╭─ Extracted data

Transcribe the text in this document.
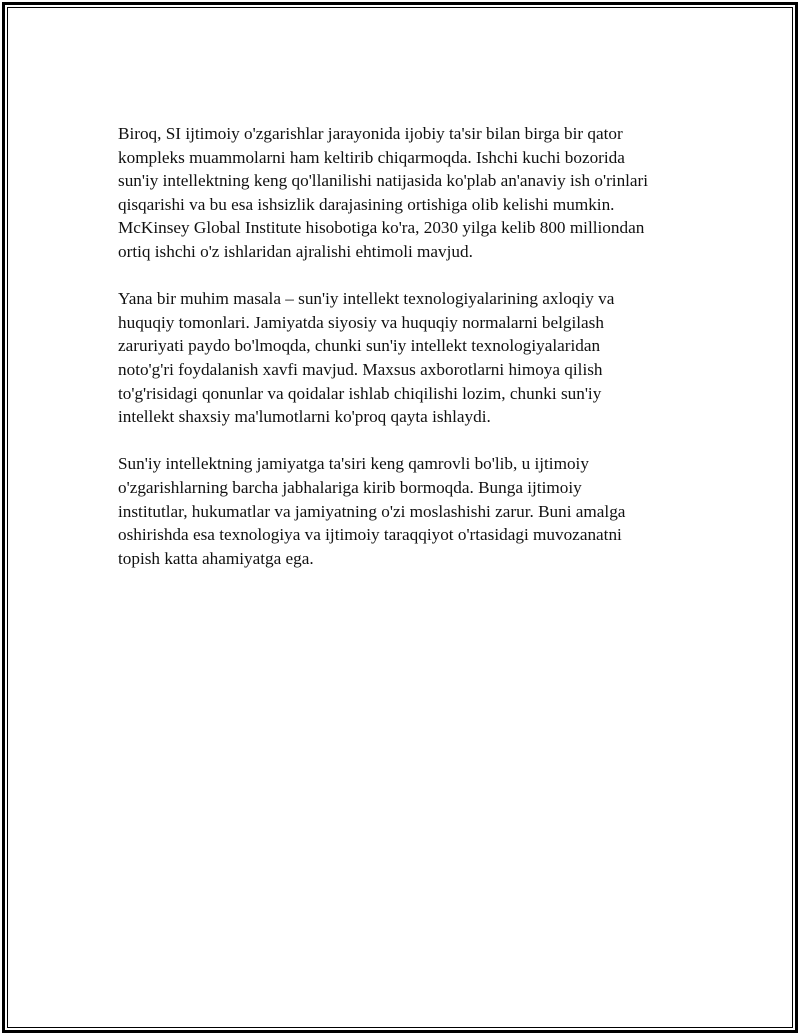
Biroq, SI ijtimoiy o'zgarishlar jarayonida ijobiy ta'sir bilan birga bir qator
kompleks muammolarni ham keltirib chiqarmoqda. Ishchi kuchi bozorida
sun'iy intellektning keng qo'llanilishi natijasida ko'plab an'anaviy ish o'rinlari
qisqarishi va bu esa ishsizlik darajasining ortishiga olib kelishi mumkin.
McKinsey Global Institute hisobotiga ko'ra, 2030 yilga kelib 800 milliondan
ortiq ishchi o'z ishlaridan ajralishi ehtimoli mavjud.

Yana bir muhim masala – sun'iy intellekt texnologiyalarining axloqiy va
huquqiy tomonlari. Jamiyatda siyosiy va huquqiy normalarni belgilash
zaruriyati paydo bo'lmoqda, chunki sun'iy intellekt texnologiyalaridan
noto'g'ri foydalanish xavfi mavjud. Maxsus axborotlarni himoya qilish
to'g'risidagi qonunlar va qoidalar ishlab chiqilishi lozim, chunki sun'iy
intellekt shaxsiy ma'lumotlarni ko'proq qayta ishlaydi.

Sun'iy intellektning jamiyatga ta'siri keng qamrovli bo'lib, u ijtimoiy
o'zgarishlarning barcha jabhalariga kirib bormoqda. Bunga ijtimoiy
institutlar, hukumatlar va jamiyatning o'zi moslashishi zarur. Buni amalga
oshirishda esa texnologiya va ijtimoiy taraqqiyot o'rtasidagi muvozanatni
topish katta ahamiyatga ega.
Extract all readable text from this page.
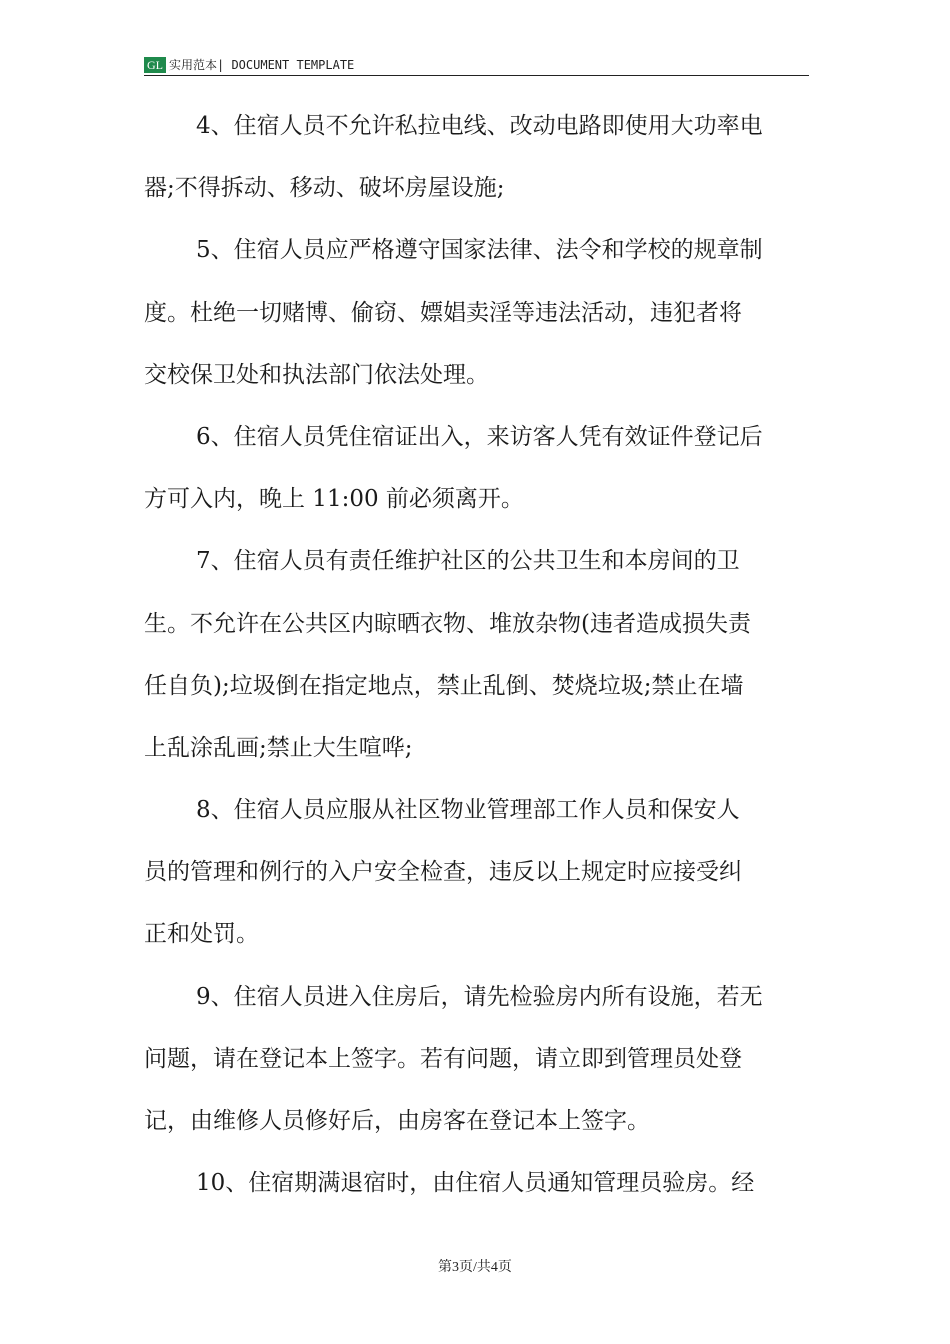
GL 实用范本| DOCUMENT TEMPLATE
4、住宿人员不允许私拉电线、改动电路即使用大功率电
器;不得拆动、移动、破坏房屋设施;
5、住宿人员应严格遵守国家法律、法令和学校的规章制
度。杜绝一切赌博、偷窃、嫖娼卖淫等违法活动，违犯者将
交校保卫处和执法部门依法处理。
6、住宿人员凭住宿证出入，来访客人凭有效证件登记后
方可入内，晚上 11:00 前必须离开。
7、住宿人员有责任维护社区的公共卫生和本房间的卫
生。不允许在公共区内晾晒衣物、堆放杂物(违者造成损失责
任自负);垃圾倒在指定地点，禁止乱倒、焚烧垃圾;禁止在墙
上乱涂乱画;禁止大生喧哗;
8、住宿人员应服从社区物业管理部工作人员和保安人
员的管理和例行的入户安全检查，违反以上规定时应接受纠
正和处罚。
9、住宿人员进入住房后，请先检验房内所有设施，若无
问题，请在登记本上签字。若有问题，请立即到管理员处登
记，由维修人员修好后，由房客在登记本上签字。
10、住宿期满退宿时，由住宿人员通知管理员验房。经
第3页/共4页
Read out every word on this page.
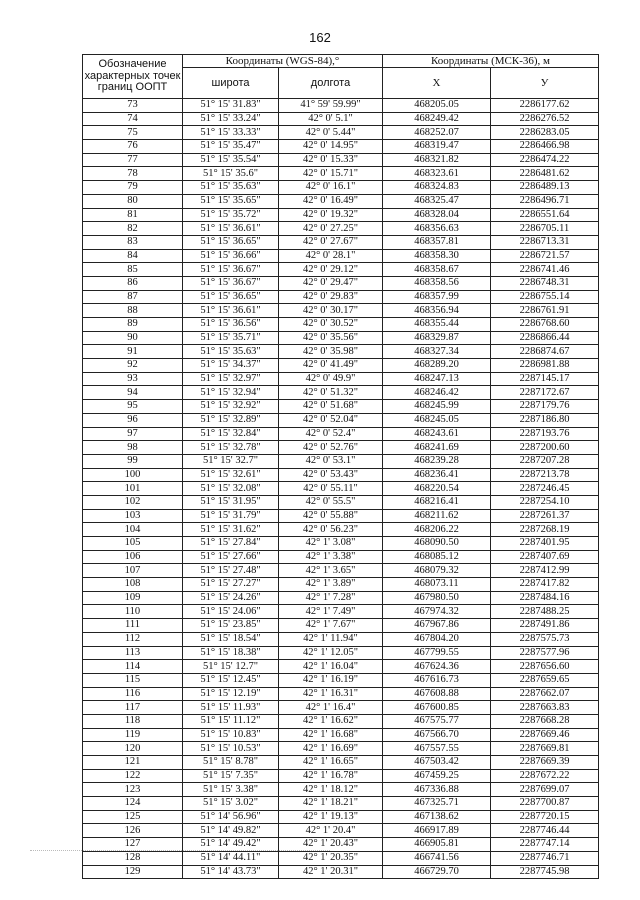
162
Обозначение характерных точек границ ООПТ	Координаты (WGS-84),°		Координаты (МСК-36), м	
	широта	долгота	X	У
73	51° 15' 31.83"	41° 59' 59.99"	468205.05	2286177.62
74	51° 15' 33.24"	42° 0' 5.1"	468249.42	2286276.52
75	51° 15' 33.33"	42° 0' 5.44"	468252.07	2286283.05
76	51° 15' 35.47"	42° 0' 14.95"	468319.47	2286466.98
77	51° 15' 35.54"	42° 0' 15.33"	468321.82	2286474.22
78	51° 15' 35.6"	42° 0' 15.71"	468323.61	2286481.62
79	51° 15' 35.63"	42° 0' 16.1"	468324.83	2286489.13
80	51° 15' 35.65"	42° 0' 16.49"	468325.47	2286496.71
81	51° 15' 35.72"	42° 0' 19.32"	468328.04	2286551.64
82	51° 15' 36.61"	42° 0' 27.25"	468356.63	2286705.11
83	51° 15' 36.65"	42° 0' 27.67"	468357.81	2286713.31
84	51° 15' 36.66"	42° 0' 28.1"	468358.30	2286721.57
85	51° 15' 36.67"	42° 0' 29.12"	468358.67	2286741.46
86	51° 15' 36.67"	42° 0' 29.47"	468358.56	2286748.31
87	51° 15' 36.65"	42° 0' 29.83"	468357.99	2286755.14
88	51° 15' 36.61"	42° 0' 30.17"	468356.94	2286761.91
89	51° 15' 36.56"	42° 0' 30.52"	468355.44	2286768.60
90	51° 15' 35.71"	42° 0' 35.56"	468329.87	2286866.44
91	51° 15' 35.63"	42° 0' 35.98"	468327.34	2286874.67
92	51° 15' 34.37"	42° 0' 41.49"	468289.20	2286981.88
93	51° 15' 32.97"	42° 0' 49.9"	468247.13	2287145.17
94	51° 15' 32.94"	42° 0' 51.32"	468246.42	2287172.67
95	51° 15' 32.92"	42° 0' 51.68"	468245.99	2287179.76
96	51° 15' 32.89"	42° 0' 52.04"	468245.05	2287186.80
97	51° 15' 32.84"	42° 0' 52.4"	468243.61	2287193.76
98	51° 15' 32.78"	42° 0' 52.76"	468241.69	2287200.60
99	51° 15' 32.7"	42° 0' 53.1"	468239.28	2287207.28
100	51° 15' 32.61"	42° 0' 53.43"	468236.41	2287213.78
101	51° 15' 32.08"	42° 0' 55.11"	468220.54	2287246.45
102	51° 15' 31.95"	42° 0' 55.5"	468216.41	2287254.10
103	51° 15' 31.79"	42° 0' 55.88"	468211.62	2287261.37
104	51° 15' 31.62"	42° 0' 56.23"	468206.22	2287268.19
105	51° 15' 27.84"	42° 1' 3.08"	468090.50	2287401.95
106	51° 15' 27.66"	42° 1' 3.38"	468085.12	2287407.69
107	51° 15' 27.48"	42° 1' 3.65"	468079.32	2287412.99
108	51° 15' 27.27"	42° 1' 3.89"	468073.11	2287417.82
109	51° 15' 24.26"	42° 1' 7.28"	467980.50	2287484.16
110	51° 15' 24.06"	42° 1' 7.49"	467974.32	2287488.25
111	51° 15' 23.85"	42° 1' 7.67"	467967.86	2287491.86
112	51° 15' 18.54"	42° 1' 11.94"	467804.20	2287575.73
113	51° 15' 18.38"	42° 1' 12.05"	467799.55	2287577.96
114	51° 15' 12.7"	42° 1' 16.04"	467624.36	2287656.60
115	51° 15' 12.45"	42° 1' 16.19"	467616.73	2287659.65
116	51° 15' 12.19"	42° 1' 16.31"	467608.88	2287662.07
117	51° 15' 11.93"	42° 1' 16.4"	467600.85	2287663.83
118	51° 15' 11.12"	42° 1' 16.62"	467575.77	2287668.28
119	51° 15' 10.83"	42° 1' 16.68"	467566.70	2287669.46
120	51° 15' 10.53"	42° 1' 16.69"	467557.55	2287669.81
121	51° 15' 8.78"	42° 1' 16.65"	467503.42	2287669.39
122	51° 15' 7.35"	42° 1' 16.78"	467459.25	2287672.22
123	51° 15' 3.38"	42° 1' 18.12"	467336.88	2287699.07
124	51° 15' 3.02"	42° 1' 18.21"	467325.71	2287700.87
125	51° 14' 56.96"	42° 1' 19.13"	467138.62	2287720.15
126	51° 14' 49.82"	42° 1' 20.4"	466917.89	2287746.44
127	51° 14' 49.42"	42° 1' 20.43"	466905.81	2287747.14
128	51° 14' 44.11"	42° 1' 20.35"	466741.56	2287746.71
129	51° 14' 43.73"	42° 1' 20.31"	466729.70	2287745.98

╰─

Retype the records exactly. Any image in them should not appear in what you write.

Transcribe the text in this document.
Biroq, SI ijtimoiy o'zgarishlar jarayonida ijobiy ta'sir bilan birga bir qator
kompleks muammolarni ham keltirib chiqarmoqda. Ishchi kuchi bozorida
sun'iy intellektning keng qo'llanilishi natijasida ko'plab an'anaviy ish o'rinlari
qisqarishi va bu esa ishsizlik darajasining ortishiga olib kelishi mumkin.
McKinsey Global Institute hisobotiga ko'ra, 2030 yilga kelib 800 milliondan
ortiq ishchi o'z ishlaridan ajralishi ehtimoli mavjud.

Yana bir muhim masala – sun'iy intellekt texnologiyalarining axloqiy va
huquqiy tomonlari. Jamiyatda siyosiy va huquqiy normalarni belgilash
zaruriyati paydo bo'lmoqda, chunki sun'iy intellekt texnologiyalaridan
noto'g'ri foydalanish xavfi mavjud. Maxsus axborotlarni himoya qilish
to'g'risidagi qonunlar va qoidalar ishlab chiqilishi lozim, chunki sun'iy
intellekt shaxsiy ma'lumotlarni ko'proq qayta ishlaydi.

Sun'iy intellektning jamiyatga ta'siri keng qamrovli bo'lib, u ijtimoiy
o'zgarishlarning barcha jabhalariga kirib bormoqda. Bunga ijtimoiy
institutlar, hukumatlar va jamiyatning o'zi moslashishi zarur. Buni amalga
oshirishda esa texnologiya va ijtimoiy taraqqiyot o'rtasidagi muvozanatni
topish katta ahamiyatga ega.
Extract all readable text from this page.
GL 实用范本| DOCUMENT TEMPLATE
4、住宿人员不允许私拉电线、改动电路即使用大功率电
器;不得拆动、移动、破坏房屋设施;
5、住宿人员应严格遵守国家法律、法令和学校的规章制
度。杜绝一切赌博、偷窃、嫖娼卖淫等违法活动，违犯者将
交校保卫处和执法部门依法处理。
6、住宿人员凭住宿证出入，来访客人凭有效证件登记后
方可入内，晚上 11:00 前必须离开。
7、住宿人员有责任维护社区的公共卫生和本房间的卫
生。不允许在公共区内晾晒衣物、堆放杂物(违者造成损失责
任自负);垃圾倒在指定地点，禁止乱倒、焚烧垃圾;禁止在墙
上乱涂乱画;禁止大生喧哗;
8、住宿人员应服从社区物业管理部工作人员和保安人
员的管理和例行的入户安全检查，违反以上规定时应接受纠
正和处罚。
9、住宿人员进入住房后，请先检验房内所有设施，若无
问题，请在登记本上签字。若有问题，请立即到管理员处登
记，由维修人员修好后，由房客在登记本上签字。
10、住宿期满退宿时，由住宿人员通知管理员验房。经
第3页/共4页
Read out every word on this page.
162
Обозначение характерных точек границ ООПТ	Координаты (WGS-84),°		Координаты (МСК-36), м	
	широта	долгота	X	У
73	51° 15' 31.83"	41° 59' 59.99"	468205.05	2286177.62
74	51° 15' 33.24"	42° 0' 5.1"	468249.42	2286276.52
75	51° 15' 33.33"	42° 0' 5.44"	468252.07	2286283.05
76	51° 15' 35.47"	42° 0' 14.95"	468319.47	2286466.98
77	51° 15' 35.54"	42° 0' 15.33"	468321.82	2286474.22
78	51° 15' 35.6"	42° 0' 15.71"	468323.61	2286481.62
79	51° 15' 35.63"	42° 0' 16.1"	468324.83	2286489.13
80	51° 15' 35.65"	42° 0' 16.49"	468325.47	2286496.71
81	51° 15' 35.72"	42° 0' 19.32"	468328.04	2286551.64
82	51° 15' 36.61"	42° 0' 27.25"	468356.63	2286705.11
83	51° 15' 36.65"	42° 0' 27.67"	468357.81	2286713.31
84	51° 15' 36.66"	42° 0' 28.1"	468358.30	2286721.57
85	51° 15' 36.67"	42° 0' 29.12"	468358.67	2286741.46
86	51° 15' 36.67"	42° 0' 29.47"	468358.56	2286748.31
87	51° 15' 36.65"	42° 0' 29.83"	468357.99	2286755.14
88	51° 15' 36.61"	42° 0' 30.17"	468356.94	2286761.91
89	51° 15' 36.56"	42° 0' 30.52"	468355.44	2286768.60
90	51° 15' 35.71"	42° 0' 35.56"	468329.87	2286866.44
91	51° 15' 35.63"	42° 0' 35.98"	468327.34	2286874.67
92	51° 15' 34.37"	42° 0' 41.49"	468289.20	2286981.88
93	51° 15' 32.97"	42° 0' 49.9"	468247.13	2287145.17
94	51° 15' 32.94"	42° 0' 51.32"	468246.42	2287172.67
95	51° 15' 32.92"	42° 0' 51.68"	468245.99	2287179.76
96	51° 15' 32.89"	42° 0' 52.04"	468245.05	2287186.80
97	51° 15' 32.84"	42° 0' 52.4"	468243.61	2287193.76
98	51° 15' 32.78"	42° 0' 52.76"	468241.69	2287200.60
99	51° 15' 32.7"	42° 0' 53.1"	468239.28	2287207.28
100	51° 15' 32.61"	42° 0' 53.43"	468236.41	2287213.78
101	51° 15' 32.08"	42° 0' 55.11"	468220.54	2287246.45
102	51° 15' 31.95"	42° 0' 55.5"	468216.41	2287254.10
103	51° 15' 31.79"	42° 0' 55.88"	468211.62	2287261.37
104	51° 15' 31.62"	42° 0' 56.23"	468206.22	2287268.19
105	51° 15' 27.84"	42° 1' 3.08"	468090.50	2287401.95
106	51° 15' 27.66"	42° 1' 3.38"	468085.12	2287407.69
107	51° 15' 27.48"	42° 1' 3.65"	468079.32	2287412.99
108	51° 15' 27.27"	42° 1' 3.89"	468073.11	2287417.82
109	51° 15' 24.26"	42° 1' 7.28"	467980.50	2287484.16
110	51° 15' 24.06"	42° 1' 7.49"	467974.32	2287488.25
111	51° 15' 23.85"	42° 1' 7.67"	467967.86	2287491.86
112	51° 15' 18.54"	42° 1' 11.94"	467804.20	2287575.73
113	51° 15' 18.38"	42° 1' 12.05"	467799.55	2287577.96
114	51° 15' 12.7"	42° 1' 16.04"	467624.36	2287656.60
115	51° 15' 12.45"	42° 1' 16.19"	467616.73	2287659.65
116	51° 15' 12.19"	42° 1' 16.31"	467608.88	2287662.07
117	51° 15' 11.93"	42° 1' 16.4"	467600.85	2287663.83
118	51° 15' 11.12"	42° 1' 16.62"	467575.77	2287668.28
119	51° 15' 10.83"	42° 1' 16.68"	467566.70	2287669.46
120	51° 15' 10.53"	42° 1' 16.69"	467557.55	2287669.81
121	51° 15' 8.78"	42° 1' 16.65"	467503.42	2287669.39
122	51° 15' 7.35"	42° 1' 16.78"	467459.25	2287672.22
123	51° 15' 3.38"	42° 1' 18.12"	467336.88	2287699.07
124	51° 15' 3.02"	42° 1' 18.21"	467325.71	2287700.87
125	51° 14' 56.96"	42° 1' 19.13"	467138.62	2287720.15
126	51° 14' 49.82"	42° 1' 20.4"	466917.89	2287746.44
127	51° 14' 49.42"	42° 1' 20.43"	466905.81	2287747.14
128	51° 14' 44.11"	42° 1' 20.35"	466741.56	2287746.71
129	51° 14' 43.73"	42° 1' 20.31"	466729.70	2287745.98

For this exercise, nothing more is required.